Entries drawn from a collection
* Start *
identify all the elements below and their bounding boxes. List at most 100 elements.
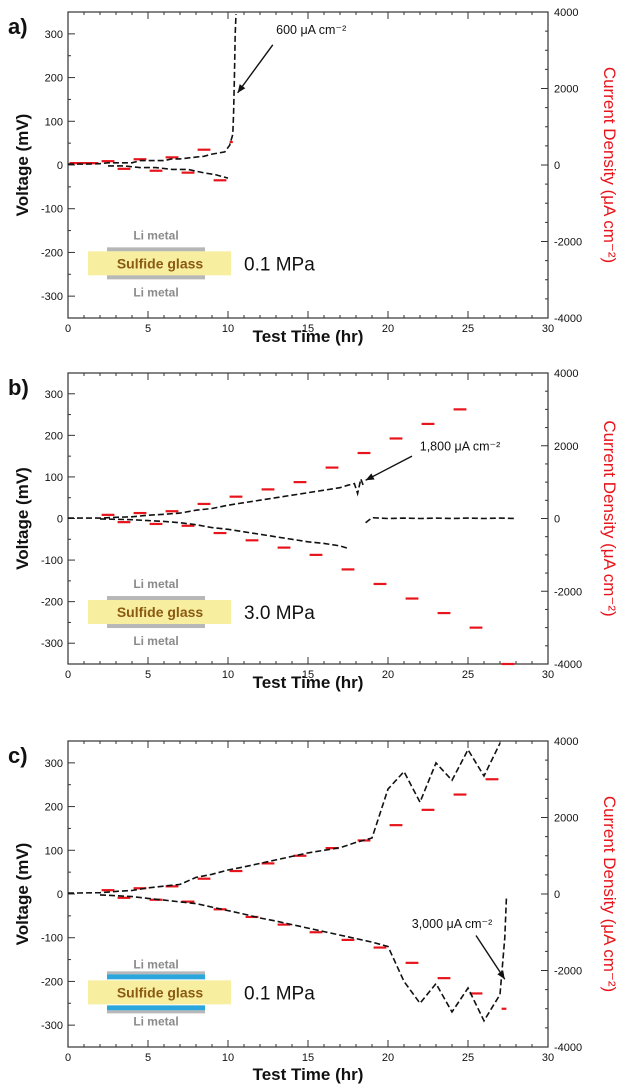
x-tick-label: 25: [462, 1052, 474, 1064]
li-metal-top: [107, 596, 205, 601]
annotation-arrow: [237, 44, 274, 94]
y2-tick-label: 2000: [554, 813, 578, 825]
schematic-glass-label: Sulfide glass: [117, 255, 204, 271]
voltage-trace-discharge: [99, 518, 349, 550]
x-tick-label: 0: [65, 323, 71, 335]
x-tick-label: 25: [462, 669, 474, 681]
y2-tick-label: -2000: [554, 966, 582, 978]
y2-axis-label: Current Density (μA cm⁻²): [600, 796, 619, 992]
x-axis-label: Test Time (hr): [253, 1065, 364, 1084]
y-tick-label: 0: [57, 889, 63, 901]
schematic-glass-label: Sulfide glass: [117, 984, 204, 1000]
y2-tick-label: 2000: [554, 84, 578, 96]
interlayer-top: [107, 974, 205, 980]
x-tick-label: 5: [145, 323, 151, 335]
panel-c: 0 5 10 15 20 25 30 300 200 100 0 -100 -200 -300 4000 20…: [8, 736, 619, 1084]
y2-tick-label: 4000: [554, 7, 578, 19]
y-axis-label: Voltage (mV): [13, 114, 32, 217]
y2-tick-label: -4000: [554, 1042, 582, 1054]
y2-tick-label: -4000: [554, 659, 582, 671]
y-tick-label: 200: [45, 430, 63, 442]
panel-label: c): [8, 743, 28, 768]
annotation-text: 600 μA cm⁻²: [276, 23, 346, 37]
y-tick-label: 100: [45, 116, 63, 128]
y-tick-label: -300: [41, 1020, 63, 1032]
y2-tick-label: 0: [554, 889, 560, 901]
voltage-trace-discharge: [108, 165, 229, 179]
voltage-trace-charge: [68, 476, 365, 519]
arrow-head: [237, 84, 246, 93]
annotation-text: 1,800 μA cm⁻²: [420, 440, 501, 454]
x-tick-label: 10: [222, 669, 234, 681]
voltage-trace-post-short: [365, 516, 517, 524]
li-metal-top: [107, 971, 205, 975]
schematic-top-label: Li metal: [133, 228, 178, 242]
x-tick-label: 0: [65, 1052, 71, 1064]
x-tick-label: 15: [302, 1052, 314, 1064]
li-metal-bottom: [107, 624, 205, 629]
li-metal-bottom: [107, 1010, 205, 1014]
y-tick-label: 100: [45, 845, 63, 857]
panel-b: 0 5 10 15 20 25 30 300 200 100 0 -100 -200 -300 4000 20…: [8, 368, 619, 692]
y-tick-label: -200: [41, 597, 63, 609]
y-axis-label: Voltage (mV): [13, 467, 32, 570]
y-tick-label: 300: [45, 758, 63, 770]
panel-a: 0 5 10 15 20 25 30 300 200 100 0 -100 -200 -300 4000 20…: [8, 7, 619, 346]
x-tick-label: 0: [65, 669, 71, 681]
y2-tick-label: -2000: [554, 237, 582, 249]
y-tick-label: -300: [41, 291, 63, 303]
y-tick-label: -200: [41, 976, 63, 988]
y-axis-label: Voltage (mV): [13, 843, 32, 946]
y-tick-label: 200: [45, 73, 63, 85]
arrow-head: [497, 970, 505, 980]
y-tick-label: -100: [41, 204, 63, 216]
y-tick-label: 0: [57, 514, 63, 526]
schematic-top-label: Li metal: [133, 577, 178, 591]
interlayer-bottom: [107, 1005, 205, 1011]
x-tick-label: 5: [145, 669, 151, 681]
x-tick-label: 10: [222, 1052, 234, 1064]
schematic-bottom-label: Li metal: [133, 634, 178, 648]
y2-tick-label: -4000: [554, 313, 582, 325]
y2-axis-label: Current Density (μA cm⁻²): [600, 67, 619, 263]
li-metal-bottom: [107, 275, 205, 280]
pressure-label: 3.0 MPa: [244, 603, 315, 624]
y-tick-label: 100: [45, 472, 63, 484]
schematic-top-label: Li metal: [133, 957, 178, 971]
sulfide-glass-layer: [88, 980, 231, 1005]
x-tick-label: 25: [462, 323, 474, 335]
x-tick-label: 20: [382, 323, 394, 335]
x-tick-label: 20: [382, 669, 394, 681]
y2-tick-label: 0: [554, 160, 560, 172]
annotation-text: 3,000 μA cm⁻²: [412, 917, 493, 931]
schematic-bottom-label: Li metal: [133, 285, 178, 299]
annotation-arrow: [475, 935, 506, 980]
y-tick-label: 300: [45, 29, 63, 41]
y2-tick-label: 4000: [554, 368, 578, 380]
y-tick-label: 200: [45, 802, 63, 814]
panel-label: b): [8, 375, 29, 400]
sulfide-glass-layer: [88, 600, 231, 625]
x-tick-label: 20: [382, 1052, 394, 1064]
y-tick-label: -200: [41, 247, 63, 259]
y2-tick-label: 0: [554, 514, 560, 526]
voltage-trace-charge: [68, 14, 237, 165]
y2-tick-label: 4000: [554, 736, 578, 748]
x-tick-label: 10: [222, 323, 234, 335]
x-tick-label: 30: [542, 669, 554, 681]
x-tick-label: 30: [542, 1052, 554, 1064]
panel-label: a): [8, 14, 28, 39]
x-tick-label: 30: [542, 323, 554, 335]
y2-tick-label: -2000: [554, 586, 582, 598]
annotation-arrow: [365, 455, 413, 481]
x-axis-label: Test Time (hr): [253, 673, 364, 692]
voltage-trace-charge: [67, 742, 501, 894]
pressure-label: 0.1 MPa: [244, 983, 315, 1004]
y-tick-label: -300: [41, 638, 63, 650]
y2-axis-label: Current Density (μA cm⁻²): [600, 420, 619, 616]
y2-tick-label: 2000: [554, 441, 578, 453]
x-axis-label: Test Time (hr): [253, 327, 364, 346]
y-tick-label: -100: [41, 933, 63, 945]
pressure-label: 0.1 MPa: [244, 254, 315, 275]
* End *
* **TO DO**
Identify every line in the records above that contains the string "glass", and copy each of those lines in full. Treat the match as case-sensitive.

* **RESPONSE TO THIS TASK**
schematic-glass-label: Sulfide glass: [117, 255, 204, 271]
schematic-glass-label: Sulfide glass: [117, 984, 204, 1000]
sulfide-glass-layer: [88, 980, 231, 1005]
sulfide-glass-layer: [88, 600, 231, 625]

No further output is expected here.